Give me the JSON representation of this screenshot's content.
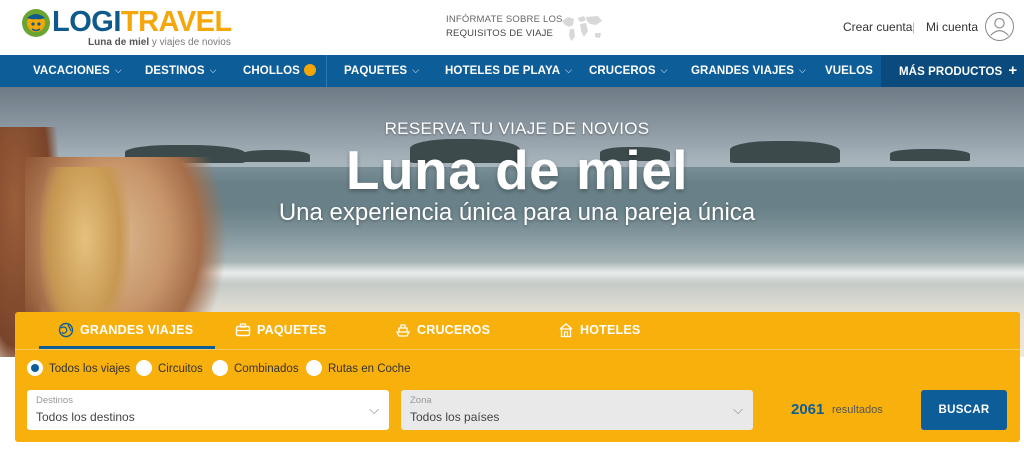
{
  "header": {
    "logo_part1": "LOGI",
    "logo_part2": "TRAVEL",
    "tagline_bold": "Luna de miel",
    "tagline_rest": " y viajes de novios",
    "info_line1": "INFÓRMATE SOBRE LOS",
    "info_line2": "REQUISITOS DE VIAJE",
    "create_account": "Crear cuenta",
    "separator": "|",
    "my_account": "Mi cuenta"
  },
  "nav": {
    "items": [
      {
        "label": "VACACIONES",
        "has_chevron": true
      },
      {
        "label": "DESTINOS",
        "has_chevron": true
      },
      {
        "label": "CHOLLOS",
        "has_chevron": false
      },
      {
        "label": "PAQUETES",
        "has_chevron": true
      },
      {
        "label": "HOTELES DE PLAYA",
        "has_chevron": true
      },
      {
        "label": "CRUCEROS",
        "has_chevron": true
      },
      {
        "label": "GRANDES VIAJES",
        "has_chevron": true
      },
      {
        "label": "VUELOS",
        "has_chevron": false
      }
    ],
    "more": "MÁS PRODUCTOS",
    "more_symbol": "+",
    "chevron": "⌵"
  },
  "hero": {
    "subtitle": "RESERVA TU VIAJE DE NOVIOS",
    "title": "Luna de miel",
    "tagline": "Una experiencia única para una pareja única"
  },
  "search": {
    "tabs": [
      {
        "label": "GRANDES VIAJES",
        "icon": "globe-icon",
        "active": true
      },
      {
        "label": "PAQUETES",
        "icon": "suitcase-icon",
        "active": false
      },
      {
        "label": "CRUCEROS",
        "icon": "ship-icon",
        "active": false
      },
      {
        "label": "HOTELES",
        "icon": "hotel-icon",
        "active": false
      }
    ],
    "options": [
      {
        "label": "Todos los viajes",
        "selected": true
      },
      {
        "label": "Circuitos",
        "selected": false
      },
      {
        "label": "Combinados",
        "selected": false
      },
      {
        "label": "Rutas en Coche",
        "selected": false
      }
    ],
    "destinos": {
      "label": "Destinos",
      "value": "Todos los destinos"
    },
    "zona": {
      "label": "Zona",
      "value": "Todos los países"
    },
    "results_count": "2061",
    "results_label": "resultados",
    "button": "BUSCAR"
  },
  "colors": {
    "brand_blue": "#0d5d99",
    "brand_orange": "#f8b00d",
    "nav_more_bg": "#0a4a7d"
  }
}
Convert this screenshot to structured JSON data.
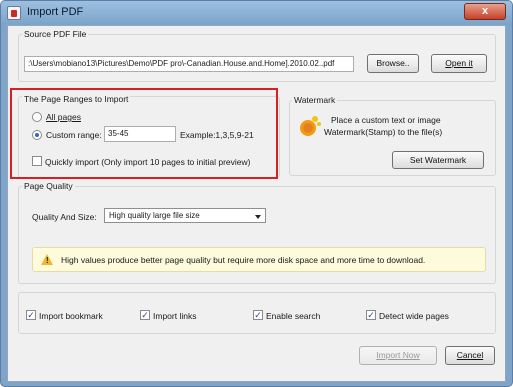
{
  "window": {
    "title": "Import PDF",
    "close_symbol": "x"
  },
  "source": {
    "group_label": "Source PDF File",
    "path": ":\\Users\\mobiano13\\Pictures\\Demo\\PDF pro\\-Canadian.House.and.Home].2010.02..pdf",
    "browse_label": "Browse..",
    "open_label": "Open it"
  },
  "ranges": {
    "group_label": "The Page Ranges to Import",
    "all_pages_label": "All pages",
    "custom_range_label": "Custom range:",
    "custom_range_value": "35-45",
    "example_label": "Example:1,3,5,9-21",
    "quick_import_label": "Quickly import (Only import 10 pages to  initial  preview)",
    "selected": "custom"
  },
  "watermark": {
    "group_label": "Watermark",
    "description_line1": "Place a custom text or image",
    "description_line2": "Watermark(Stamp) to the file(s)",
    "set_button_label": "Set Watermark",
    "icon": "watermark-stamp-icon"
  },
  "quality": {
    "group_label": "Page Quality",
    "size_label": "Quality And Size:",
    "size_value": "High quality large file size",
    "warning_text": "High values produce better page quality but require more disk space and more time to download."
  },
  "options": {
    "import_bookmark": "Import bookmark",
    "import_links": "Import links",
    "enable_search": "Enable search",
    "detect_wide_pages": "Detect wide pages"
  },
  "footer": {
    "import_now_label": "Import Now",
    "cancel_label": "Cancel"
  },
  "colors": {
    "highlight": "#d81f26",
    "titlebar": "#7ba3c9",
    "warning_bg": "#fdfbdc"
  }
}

---

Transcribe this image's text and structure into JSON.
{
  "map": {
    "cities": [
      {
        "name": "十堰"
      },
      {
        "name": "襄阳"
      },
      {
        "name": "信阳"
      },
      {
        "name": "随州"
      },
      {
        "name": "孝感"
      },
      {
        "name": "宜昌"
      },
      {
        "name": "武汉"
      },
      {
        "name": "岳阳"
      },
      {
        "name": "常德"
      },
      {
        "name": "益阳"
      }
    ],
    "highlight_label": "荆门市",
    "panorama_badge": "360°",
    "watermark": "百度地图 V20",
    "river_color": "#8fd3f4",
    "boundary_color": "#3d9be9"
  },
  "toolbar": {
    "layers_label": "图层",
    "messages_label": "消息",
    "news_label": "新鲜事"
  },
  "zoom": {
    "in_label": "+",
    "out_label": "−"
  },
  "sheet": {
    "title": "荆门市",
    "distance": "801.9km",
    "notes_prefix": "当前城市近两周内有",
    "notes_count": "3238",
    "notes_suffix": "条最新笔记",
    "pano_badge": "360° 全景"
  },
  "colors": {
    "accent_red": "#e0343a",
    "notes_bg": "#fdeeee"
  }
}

GIVEN REQUEST ::
From the material above, gather all lines that include the string "image" and copy them.

EXPECTED ANSWER ::
    "description_line1": "Place a custom text or image",
Transcribe this image's text and structure into JSON.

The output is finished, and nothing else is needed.